**Your task:** Copy out every record below, word for word.

A block of data
▼

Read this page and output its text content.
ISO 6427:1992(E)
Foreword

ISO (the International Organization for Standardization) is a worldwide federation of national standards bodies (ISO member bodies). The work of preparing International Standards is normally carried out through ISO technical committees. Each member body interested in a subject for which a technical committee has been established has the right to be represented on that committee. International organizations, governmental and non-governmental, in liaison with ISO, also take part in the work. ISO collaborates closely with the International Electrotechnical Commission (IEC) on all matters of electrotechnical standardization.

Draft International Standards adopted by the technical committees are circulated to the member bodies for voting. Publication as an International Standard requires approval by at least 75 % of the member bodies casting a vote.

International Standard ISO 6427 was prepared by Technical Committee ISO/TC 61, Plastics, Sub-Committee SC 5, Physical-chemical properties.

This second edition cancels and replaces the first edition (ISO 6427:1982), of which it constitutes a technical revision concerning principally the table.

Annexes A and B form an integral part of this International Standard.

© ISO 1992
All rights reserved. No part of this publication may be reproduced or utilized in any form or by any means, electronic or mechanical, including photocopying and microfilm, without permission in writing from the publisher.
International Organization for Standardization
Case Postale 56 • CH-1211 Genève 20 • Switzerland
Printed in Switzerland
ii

▲

**Exercise response:**
Read this page and output its text content.
ISO 6427:1992(E)
Foreword

ISO (the International Organization for Standardization) is a worldwide federation of national standards bodies (ISO member bodies). The work of preparing International Standards is normally carried out through ISO technical committees. Each member body interested in a subject for which a technical committee has been established has the right to be represented on that committee. International organizations, governmental and non-governmental, in liaison with ISO, also take part in the work. ISO collaborates closely with the International Electrotechnical Commission (IEC) on all matters of electrotechnical standardization.

Draft International Standards adopted by the technical committees are circulated to the member bodies for voting. Publication as an International Standard requires approval by at least 75 % of the member bodies casting a vote.

International Standard ISO 6427 was prepared by Technical Committee ISO/TC 61, Plastics, Sub-Committee SC 5, Physical-chemical properties.

This second edition cancels and replaces the first edition (ISO 6427:1982), of which it constitutes a technical revision concerning principally the table.

Annexes A and B form an integral part of this International Standard.

© ISO 1992
All rights reserved. No part of this publication may be reproduced or utilized in any form or by any means, electronic or mechanical, including photocopying and microfilm, without permission in writing from the publisher.
International Organization for Standardization
Case Postale 56 • CH-1211 Genève 20 • Switzerland
Printed in Switzerland
ii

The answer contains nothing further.